— Begin Records provided —
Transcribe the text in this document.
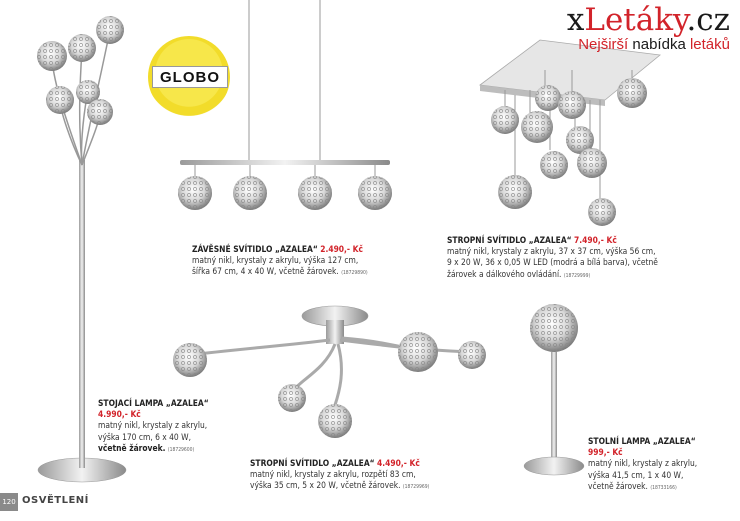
xLetáky.cz
Nejširší nabídka letáků
GLOBO
ZÁVĚSNÉ SVÍTIDLO „AZALEA“ 2.490,- Kč
matný nikl, krystaly z akrylu, výška 127 cm,
šířka 67 cm, 4 x 40 W, včetně žárovek. (18729890)
STROPNÍ SVÍTIDLO „AZALEA“ 7.490,- Kč
matný nikl, krystaly z akrylu, 37 x 37 cm, výška 56 cm,
9 x 20 W, 36 x 0,05 W LED (modrá a bílá barva), včetně
žárovek a dálkového ovládání. (18729999)
STOJACÍ LAMPA „AZALEA“
4.990,- Kč
matný nikl, krystaly z akrylu,
výška 170 cm, 6 x 40 W,
včetně žárovek. (18729600)
STROPNÍ SVÍTIDLO „AZALEA“ 4.490,- Kč
matný nikl, krystaly z akrylu, rozpětí 83 cm,
výška 35 cm, 5 x 20 W, včetně žárovek. (18729969)
STOLNÍ LAMPA „AZALEA“
999,- Kč
matný nikl, krystaly z akrylu,
výška 41,5 cm, 1 x 40 W,
včetně žárovek. (18733166)
120 OSVĚTLENÍ
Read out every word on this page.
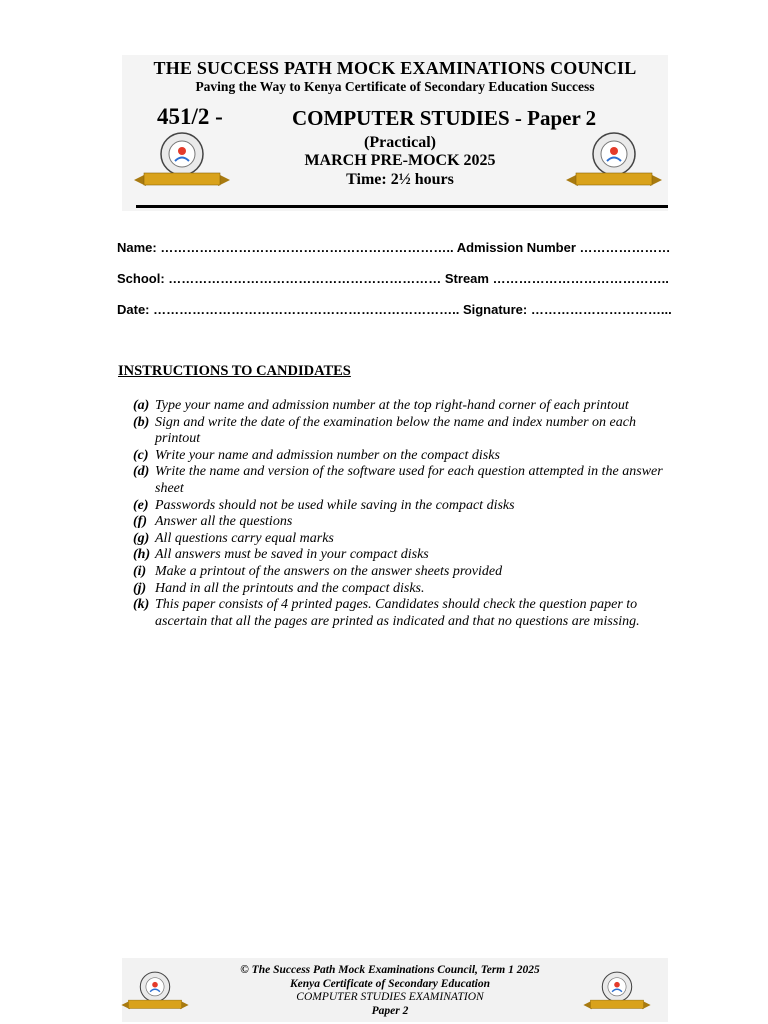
THE SUCCESS PATH MOCK EXAMINATIONS COUNCIL
Paving the Way to Kenya Certificate of Secondary Education Success
451/2 -	COMPUTER STUDIES - Paper 2
(Practical)
MARCH PRE-MOCK 2025
Time: 2½ hours
Name: ………………………………………………………….. Admission Number …………………
School: ……………………………………………………… Stream …………………………………..
Date: …………………………………………………………….. Signature: …………………………...
INSTRUCTIONS TO CANDIDATES
(a) Type your name and admission number at the top right-hand corner of each printout
(b) Sign and write the date of the examination below the name and index number on each printout
(c) Write your name and admission number on the compact disks
(d) Write the name and version of the software used for each question attempted in the answer sheet
(e) Passwords should not be used while saving in the compact disks
(f) Answer all the questions
(g) All questions carry equal marks
(h) All answers must be saved in your compact disks
(i) Make a printout of the answers on the answer sheets provided
(j) Hand in all the printouts and the compact disks.
(k) This paper consists of 4 printed pages. Candidates should check the question paper to ascertain that all the pages are printed as indicated and that no questions are missing.
© The Success Path Mock Examinations Council, Term 1 2025
Kenya Certificate of Secondary Education
COMPUTER STUDIES EXAMINATION
Paper 2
— End Records provided —
◆ **Stated task**
Omit every picture, then reproduce the rest of the listing exactly.

◆ **Solved exercise**
Transcribe the text in this document.
xLetáky.cz
Nejširší nabídka letáků
GLOBO
ZÁVĚSNÉ SVÍTIDLO „AZALEA“ 2.490,- Kč
matný nikl, krystaly z akrylu, výška 127 cm,
šířka 67 cm, 4 x 40 W, včetně žárovek. (18729890)
STROPNÍ SVÍTIDLO „AZALEA“ 7.490,- Kč
matný nikl, krystaly z akrylu, 37 x 37 cm, výška 56 cm,
9 x 20 W, 36 x 0,05 W LED (modrá a bílá barva), včetně
žárovek a dálkového ovládání. (18729999)
STOJACÍ LAMPA „AZALEA“
4.990,- Kč
matný nikl, krystaly z akrylu,
výška 170 cm, 6 x 40 W,
včetně žárovek. (18729600)
STROPNÍ SVÍTIDLO „AZALEA“ 4.490,- Kč
matný nikl, krystaly z akrylu, rozpětí 83 cm,
výška 35 cm, 5 x 20 W, včetně žárovek. (18729969)
STOLNÍ LAMPA „AZALEA“
999,- Kč
matný nikl, krystaly z akrylu,
výška 41,5 cm, 1 x 40 W,
včetně žárovek. (18733166)
120 OSVĚTLENÍ
Read out every word on this page.
THE SUCCESS PATH MOCK EXAMINATIONS COUNCIL
Paving the Way to Kenya Certificate of Secondary Education Success
451/2 -	COMPUTER STUDIES - Paper 2
(Practical)
MARCH PRE-MOCK 2025
Time: 2½ hours
Name: ………………………………………………………….. Admission Number …………………
School: ……………………………………………………… Stream …………………………………..
Date: …………………………………………………………….. Signature: …………………………...
INSTRUCTIONS TO CANDIDATES
(a) Type your name and admission number at the top right-hand corner of each printout
(b) Sign and write the date of the examination below the name and index number on each printout
(c) Write your name and admission number on the compact disks
(d) Write the name and version of the software used for each question attempted in the answer sheet
(e) Passwords should not be used while saving in the compact disks
(f) Answer all the questions
(g) All questions carry equal marks
(h) All answers must be saved in your compact disks
(i) Make a printout of the answers on the answer sheets provided
(j) Hand in all the printouts and the compact disks.
(k) This paper consists of 4 printed pages. Candidates should check the question paper to ascertain that all the pages are printed as indicated and that no questions are missing.
© The Success Path Mock Examinations Council, Term 1 2025
Kenya Certificate of Secondary Education
COMPUTER STUDIES EXAMINATION
Paper 2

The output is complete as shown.